***** RECORDS PROVIDED *****

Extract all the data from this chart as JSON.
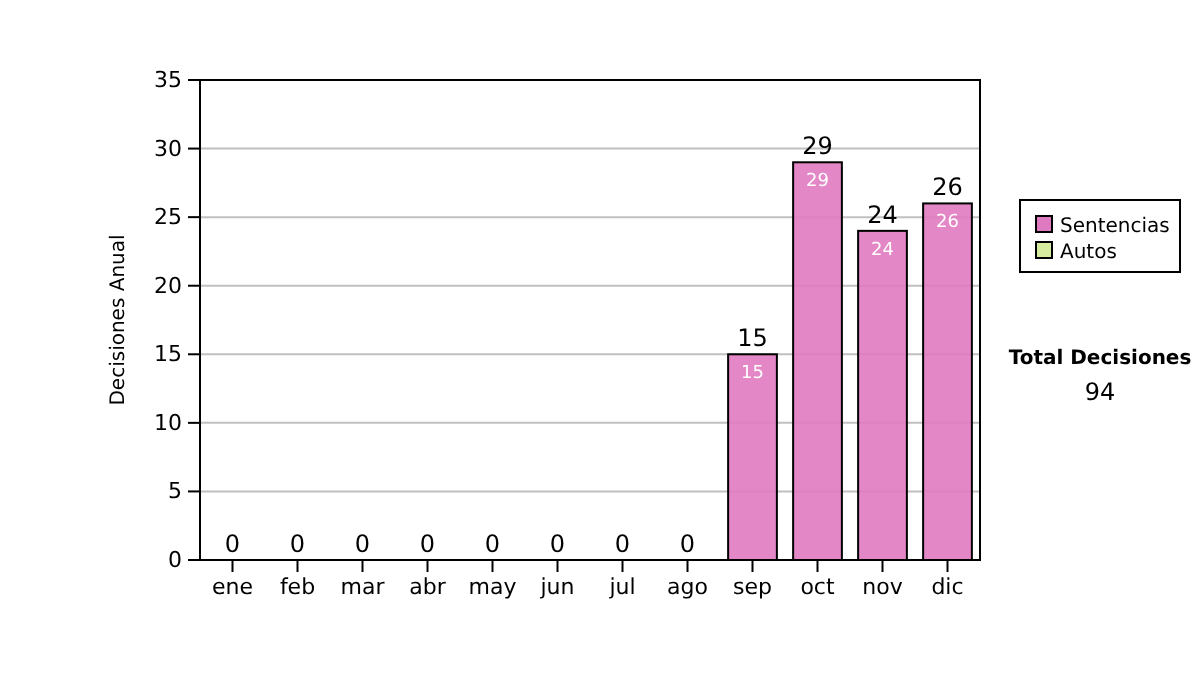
{
  "chart_data": {
    "type": "bar",
    "stacked": true,
    "ylabel": "Decisiones Anual",
    "categories": [
      "ene",
      "feb",
      "mar",
      "abr",
      "may",
      "jun",
      "jul",
      "ago",
      "sep",
      "oct",
      "nov",
      "dic"
    ],
    "series": [
      {
        "name": "Sentencias",
        "color": "#e07ac0",
        "values": [
          0,
          0,
          0,
          0,
          0,
          0,
          0,
          0,
          15,
          29,
          24,
          26
        ],
        "value_labels": [
          null,
          null,
          null,
          null,
          null,
          null,
          null,
          null,
          "15",
          "29",
          "24",
          "26"
        ]
      },
      {
        "name": "Autos",
        "color": "#d8eca0",
        "values": [
          0,
          0,
          0,
          0,
          0,
          0,
          0,
          0,
          0,
          0,
          0,
          0
        ]
      }
    ],
    "totals": [
      "0",
      "0",
      "0",
      "0",
      "0",
      "0",
      "0",
      "0",
      "15",
      "29",
      "24",
      "26"
    ],
    "ylim": [
      0,
      35
    ],
    "yticks": [
      0,
      5,
      10,
      15,
      20,
      25,
      30,
      35
    ],
    "grid": "y",
    "legend": "right",
    "annotations": [
      "Total Decisiones",
      "94"
    ]
  }
}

*****

▸ **DIRECTIVE**:
Repeat the listing verbatim. Skip the pictures.

▸ **FINAL RESULT**:
Extract all the data from this chart as JSON.
{
  "chart_data": {
    "type": "bar",
    "stacked": true,
    "ylabel": "Decisiones Anual",
    "categories": [
      "ene",
      "feb",
      "mar",
      "abr",
      "may",
      "jun",
      "jul",
      "ago",
      "sep",
      "oct",
      "nov",
      "dic"
    ],
    "series": [
      {
        "name": "Sentencias",
        "color": "#e07ac0",
        "values": [
          0,
          0,
          0,
          0,
          0,
          0,
          0,
          0,
          15,
          29,
          24,
          26
        ],
        "value_labels": [
          null,
          null,
          null,
          null,
          null,
          null,
          null,
          null,
          "15",
          "29",
          "24",
          "26"
        ]
      },
      {
        "name": "Autos",
        "color": "#d8eca0",
        "values": [
          0,
          0,
          0,
          0,
          0,
          0,
          0,
          0,
          0,
          0,
          0,
          0
        ]
      }
    ],
    "totals": [
      "0",
      "0",
      "0",
      "0",
      "0",
      "0",
      "0",
      "0",
      "15",
      "29",
      "24",
      "26"
    ],
    "ylim": [
      0,
      35
    ],
    "yticks": [
      0,
      5,
      10,
      15,
      20,
      25,
      30,
      35
    ],
    "grid": "y",
    "legend": "right",
    "annotations": [
      "Total Decisiones",
      "94"
    ]
  }
}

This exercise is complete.